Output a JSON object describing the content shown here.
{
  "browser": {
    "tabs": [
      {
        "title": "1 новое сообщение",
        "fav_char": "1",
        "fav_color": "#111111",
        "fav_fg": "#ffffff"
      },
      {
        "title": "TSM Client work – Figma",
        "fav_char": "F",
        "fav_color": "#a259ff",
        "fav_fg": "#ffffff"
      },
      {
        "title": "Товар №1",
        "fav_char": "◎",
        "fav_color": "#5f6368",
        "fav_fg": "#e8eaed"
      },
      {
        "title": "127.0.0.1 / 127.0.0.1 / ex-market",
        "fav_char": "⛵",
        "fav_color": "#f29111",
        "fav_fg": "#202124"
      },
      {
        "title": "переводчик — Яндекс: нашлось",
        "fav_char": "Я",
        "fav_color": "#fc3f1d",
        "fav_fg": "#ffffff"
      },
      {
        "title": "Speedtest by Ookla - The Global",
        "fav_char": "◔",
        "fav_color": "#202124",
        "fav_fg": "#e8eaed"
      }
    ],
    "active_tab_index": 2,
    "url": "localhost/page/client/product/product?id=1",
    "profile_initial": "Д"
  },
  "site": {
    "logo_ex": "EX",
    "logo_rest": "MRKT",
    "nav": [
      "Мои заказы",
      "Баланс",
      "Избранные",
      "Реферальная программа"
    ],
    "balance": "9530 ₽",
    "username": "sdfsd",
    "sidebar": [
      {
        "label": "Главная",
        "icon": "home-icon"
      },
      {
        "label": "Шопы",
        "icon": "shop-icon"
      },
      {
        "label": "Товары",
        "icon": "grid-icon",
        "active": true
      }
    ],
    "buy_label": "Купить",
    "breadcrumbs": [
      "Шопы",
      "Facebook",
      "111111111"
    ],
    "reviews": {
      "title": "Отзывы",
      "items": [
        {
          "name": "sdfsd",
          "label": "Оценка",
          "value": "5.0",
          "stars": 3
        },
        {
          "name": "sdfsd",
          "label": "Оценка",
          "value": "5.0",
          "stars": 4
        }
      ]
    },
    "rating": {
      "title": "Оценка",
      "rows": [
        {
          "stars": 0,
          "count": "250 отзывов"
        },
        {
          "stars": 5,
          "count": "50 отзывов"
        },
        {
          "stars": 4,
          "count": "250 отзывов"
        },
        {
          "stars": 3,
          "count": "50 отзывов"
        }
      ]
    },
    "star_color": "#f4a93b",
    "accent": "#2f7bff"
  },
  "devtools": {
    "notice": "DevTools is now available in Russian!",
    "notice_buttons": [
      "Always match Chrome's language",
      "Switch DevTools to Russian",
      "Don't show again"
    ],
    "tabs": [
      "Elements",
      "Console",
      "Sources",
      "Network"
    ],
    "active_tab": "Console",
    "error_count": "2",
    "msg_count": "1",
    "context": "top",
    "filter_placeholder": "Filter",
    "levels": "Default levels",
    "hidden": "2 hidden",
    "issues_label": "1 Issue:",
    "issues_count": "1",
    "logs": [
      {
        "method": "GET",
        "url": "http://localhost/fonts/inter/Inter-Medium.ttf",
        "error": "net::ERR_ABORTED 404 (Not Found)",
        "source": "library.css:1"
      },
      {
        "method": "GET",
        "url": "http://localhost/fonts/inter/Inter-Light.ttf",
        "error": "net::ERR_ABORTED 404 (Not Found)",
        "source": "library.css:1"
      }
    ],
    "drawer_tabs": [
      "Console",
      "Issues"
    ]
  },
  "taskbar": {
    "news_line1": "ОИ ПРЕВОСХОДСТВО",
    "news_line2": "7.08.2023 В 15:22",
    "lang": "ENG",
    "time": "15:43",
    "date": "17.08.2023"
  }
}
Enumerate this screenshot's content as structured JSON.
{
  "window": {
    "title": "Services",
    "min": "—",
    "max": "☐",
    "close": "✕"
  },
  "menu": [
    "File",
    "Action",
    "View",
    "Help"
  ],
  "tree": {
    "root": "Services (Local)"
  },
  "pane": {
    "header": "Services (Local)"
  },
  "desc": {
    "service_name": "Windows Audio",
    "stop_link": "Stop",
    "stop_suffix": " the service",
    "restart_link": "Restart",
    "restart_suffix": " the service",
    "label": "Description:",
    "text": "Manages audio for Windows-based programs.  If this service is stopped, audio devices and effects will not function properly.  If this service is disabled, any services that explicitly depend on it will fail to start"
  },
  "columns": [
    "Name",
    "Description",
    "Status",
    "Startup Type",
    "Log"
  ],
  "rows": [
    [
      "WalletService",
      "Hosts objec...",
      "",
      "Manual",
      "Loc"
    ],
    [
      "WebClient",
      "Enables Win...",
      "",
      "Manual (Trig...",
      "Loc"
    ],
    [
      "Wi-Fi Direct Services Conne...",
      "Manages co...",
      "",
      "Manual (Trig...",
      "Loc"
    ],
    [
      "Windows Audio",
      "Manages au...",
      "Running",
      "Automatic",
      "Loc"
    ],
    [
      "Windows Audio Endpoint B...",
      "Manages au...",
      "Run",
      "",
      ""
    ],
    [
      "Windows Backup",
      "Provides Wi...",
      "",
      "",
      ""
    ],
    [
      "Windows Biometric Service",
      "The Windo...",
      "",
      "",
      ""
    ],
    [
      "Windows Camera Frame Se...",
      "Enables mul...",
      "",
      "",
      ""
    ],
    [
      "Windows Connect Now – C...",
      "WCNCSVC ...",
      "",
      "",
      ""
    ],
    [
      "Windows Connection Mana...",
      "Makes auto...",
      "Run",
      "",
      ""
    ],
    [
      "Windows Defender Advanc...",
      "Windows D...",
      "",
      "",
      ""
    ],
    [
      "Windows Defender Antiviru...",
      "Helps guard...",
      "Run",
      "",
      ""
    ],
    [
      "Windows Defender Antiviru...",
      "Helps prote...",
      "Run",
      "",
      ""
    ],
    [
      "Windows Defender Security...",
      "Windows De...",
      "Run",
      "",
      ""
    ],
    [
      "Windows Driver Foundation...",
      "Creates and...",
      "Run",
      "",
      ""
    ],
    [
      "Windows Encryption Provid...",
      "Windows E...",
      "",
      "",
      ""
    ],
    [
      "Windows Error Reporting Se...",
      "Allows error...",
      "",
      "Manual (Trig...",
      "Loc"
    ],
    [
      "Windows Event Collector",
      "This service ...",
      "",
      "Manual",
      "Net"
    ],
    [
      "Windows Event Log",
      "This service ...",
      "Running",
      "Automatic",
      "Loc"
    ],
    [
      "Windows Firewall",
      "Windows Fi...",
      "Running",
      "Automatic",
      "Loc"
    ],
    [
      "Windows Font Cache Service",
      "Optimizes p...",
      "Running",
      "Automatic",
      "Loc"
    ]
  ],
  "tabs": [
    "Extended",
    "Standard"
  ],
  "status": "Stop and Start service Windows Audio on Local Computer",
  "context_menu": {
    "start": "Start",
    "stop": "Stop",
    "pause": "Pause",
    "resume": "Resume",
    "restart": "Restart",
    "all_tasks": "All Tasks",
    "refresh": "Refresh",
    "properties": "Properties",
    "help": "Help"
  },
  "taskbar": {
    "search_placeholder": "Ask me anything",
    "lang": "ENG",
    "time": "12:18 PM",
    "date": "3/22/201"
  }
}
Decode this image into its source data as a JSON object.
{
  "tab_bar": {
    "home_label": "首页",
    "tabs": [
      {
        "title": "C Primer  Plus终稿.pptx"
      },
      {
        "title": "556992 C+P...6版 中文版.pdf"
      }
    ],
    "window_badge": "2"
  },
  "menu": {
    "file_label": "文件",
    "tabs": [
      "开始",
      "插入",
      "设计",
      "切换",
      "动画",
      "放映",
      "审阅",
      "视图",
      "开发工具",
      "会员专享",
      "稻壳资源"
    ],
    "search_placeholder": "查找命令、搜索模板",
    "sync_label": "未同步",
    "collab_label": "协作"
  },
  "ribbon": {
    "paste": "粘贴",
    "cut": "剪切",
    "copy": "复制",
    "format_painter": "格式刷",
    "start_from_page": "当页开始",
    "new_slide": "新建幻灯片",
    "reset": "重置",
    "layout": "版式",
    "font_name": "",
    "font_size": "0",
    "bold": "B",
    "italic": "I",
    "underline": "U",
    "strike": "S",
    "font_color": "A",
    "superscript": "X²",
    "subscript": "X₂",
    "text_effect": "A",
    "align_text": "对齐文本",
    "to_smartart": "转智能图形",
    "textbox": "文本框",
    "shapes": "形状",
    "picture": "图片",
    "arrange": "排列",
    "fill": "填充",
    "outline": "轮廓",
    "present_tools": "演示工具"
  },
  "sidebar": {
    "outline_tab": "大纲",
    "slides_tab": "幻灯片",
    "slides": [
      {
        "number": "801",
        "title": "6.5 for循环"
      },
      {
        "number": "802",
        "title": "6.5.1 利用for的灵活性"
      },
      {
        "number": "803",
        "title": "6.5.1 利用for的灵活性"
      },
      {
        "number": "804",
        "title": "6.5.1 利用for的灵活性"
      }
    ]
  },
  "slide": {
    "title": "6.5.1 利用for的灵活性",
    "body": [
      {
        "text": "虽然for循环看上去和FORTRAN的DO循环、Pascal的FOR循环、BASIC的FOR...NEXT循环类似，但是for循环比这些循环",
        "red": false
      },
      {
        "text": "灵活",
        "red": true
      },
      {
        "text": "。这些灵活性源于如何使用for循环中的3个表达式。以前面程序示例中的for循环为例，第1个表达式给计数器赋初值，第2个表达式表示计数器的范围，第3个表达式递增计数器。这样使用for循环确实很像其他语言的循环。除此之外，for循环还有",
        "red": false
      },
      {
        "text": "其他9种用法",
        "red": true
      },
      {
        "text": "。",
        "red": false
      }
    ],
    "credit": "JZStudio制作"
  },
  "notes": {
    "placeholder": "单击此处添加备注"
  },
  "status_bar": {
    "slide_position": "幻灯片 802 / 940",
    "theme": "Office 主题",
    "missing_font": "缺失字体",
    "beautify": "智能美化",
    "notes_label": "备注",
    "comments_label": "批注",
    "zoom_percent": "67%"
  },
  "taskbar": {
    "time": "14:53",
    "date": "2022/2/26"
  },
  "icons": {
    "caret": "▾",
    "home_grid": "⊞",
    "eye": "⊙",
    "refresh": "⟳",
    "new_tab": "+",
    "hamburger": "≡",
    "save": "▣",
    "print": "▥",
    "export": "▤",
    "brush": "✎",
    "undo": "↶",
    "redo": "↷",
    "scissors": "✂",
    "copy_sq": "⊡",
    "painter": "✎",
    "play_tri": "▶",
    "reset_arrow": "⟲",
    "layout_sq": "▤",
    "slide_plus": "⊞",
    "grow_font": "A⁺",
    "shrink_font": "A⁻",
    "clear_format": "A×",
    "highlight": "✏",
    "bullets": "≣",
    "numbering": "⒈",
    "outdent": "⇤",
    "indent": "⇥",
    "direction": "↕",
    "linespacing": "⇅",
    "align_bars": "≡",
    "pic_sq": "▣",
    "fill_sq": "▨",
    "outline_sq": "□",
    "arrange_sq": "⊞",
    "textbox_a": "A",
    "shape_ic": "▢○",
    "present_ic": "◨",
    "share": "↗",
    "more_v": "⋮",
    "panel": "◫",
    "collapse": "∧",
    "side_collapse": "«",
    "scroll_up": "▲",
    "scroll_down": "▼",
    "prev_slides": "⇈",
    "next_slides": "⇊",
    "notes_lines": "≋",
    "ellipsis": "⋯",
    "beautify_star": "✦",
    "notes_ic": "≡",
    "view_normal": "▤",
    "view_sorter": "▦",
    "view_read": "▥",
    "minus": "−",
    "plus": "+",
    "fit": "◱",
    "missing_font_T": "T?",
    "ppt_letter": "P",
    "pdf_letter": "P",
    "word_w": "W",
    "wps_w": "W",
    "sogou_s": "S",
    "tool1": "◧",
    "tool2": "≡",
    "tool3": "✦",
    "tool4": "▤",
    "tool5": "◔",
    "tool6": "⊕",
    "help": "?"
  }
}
▬▬▬▬▬▬▬▬▬▬
- PROBLEM REQUIREMENTS -
Looking at the material above, count the lines that hold "localhost" and give the total alone.

- RIGHT ANSWER -
3